**Record set**

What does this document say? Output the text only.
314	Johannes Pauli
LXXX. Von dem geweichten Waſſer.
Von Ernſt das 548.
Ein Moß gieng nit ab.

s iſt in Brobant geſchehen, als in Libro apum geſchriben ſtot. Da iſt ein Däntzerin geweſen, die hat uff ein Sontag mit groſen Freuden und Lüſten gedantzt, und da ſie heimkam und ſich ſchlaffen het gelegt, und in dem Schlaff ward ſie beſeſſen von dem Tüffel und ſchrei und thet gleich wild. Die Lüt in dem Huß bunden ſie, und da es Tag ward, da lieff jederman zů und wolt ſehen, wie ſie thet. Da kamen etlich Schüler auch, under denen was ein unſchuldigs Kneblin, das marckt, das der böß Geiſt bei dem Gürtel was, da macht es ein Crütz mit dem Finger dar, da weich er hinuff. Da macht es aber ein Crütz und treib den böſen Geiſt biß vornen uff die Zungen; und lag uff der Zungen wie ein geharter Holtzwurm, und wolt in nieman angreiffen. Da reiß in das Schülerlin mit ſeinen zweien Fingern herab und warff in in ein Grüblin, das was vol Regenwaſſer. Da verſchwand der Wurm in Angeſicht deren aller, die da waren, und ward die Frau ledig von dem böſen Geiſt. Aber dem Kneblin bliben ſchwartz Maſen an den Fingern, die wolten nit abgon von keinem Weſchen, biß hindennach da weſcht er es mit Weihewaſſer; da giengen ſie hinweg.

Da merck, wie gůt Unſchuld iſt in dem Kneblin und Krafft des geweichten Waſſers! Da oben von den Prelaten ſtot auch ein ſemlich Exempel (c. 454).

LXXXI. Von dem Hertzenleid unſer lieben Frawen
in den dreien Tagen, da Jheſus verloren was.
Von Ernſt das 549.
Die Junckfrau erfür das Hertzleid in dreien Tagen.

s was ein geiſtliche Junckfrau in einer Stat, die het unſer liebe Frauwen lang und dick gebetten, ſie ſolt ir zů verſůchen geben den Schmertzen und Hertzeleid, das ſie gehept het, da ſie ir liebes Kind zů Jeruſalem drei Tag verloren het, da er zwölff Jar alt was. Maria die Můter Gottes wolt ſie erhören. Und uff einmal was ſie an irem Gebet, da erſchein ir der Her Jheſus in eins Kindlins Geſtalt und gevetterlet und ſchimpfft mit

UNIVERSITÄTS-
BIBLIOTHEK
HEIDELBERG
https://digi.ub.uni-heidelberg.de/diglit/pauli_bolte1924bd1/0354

**Required work**
Gather each line of the listing that holds the string "unſer".

**Final answer**
LXXXI. Von dem Hertzenleid unſer lieben Frawen
s was ein geiſtliche Junckfrau in einer Stat, die het unſer liebe Frauwen lang und dick gebetten, ſie ſolt ir zů verſůchen geben den Schmertzen und Hertzeleid, das ſie gehept het, da ſie ir liebes Kind zů Jeruſalem drei Tag verloren het, da er zwölff Jar alt was. Maria die Můter Gottes wolt ſie erhören. Und uff einmal was ſie an irem Gebet, da erſchein ir der Her Jheſus in eins Kindlins Geſtalt und gevetterlet und ſchimpfft mit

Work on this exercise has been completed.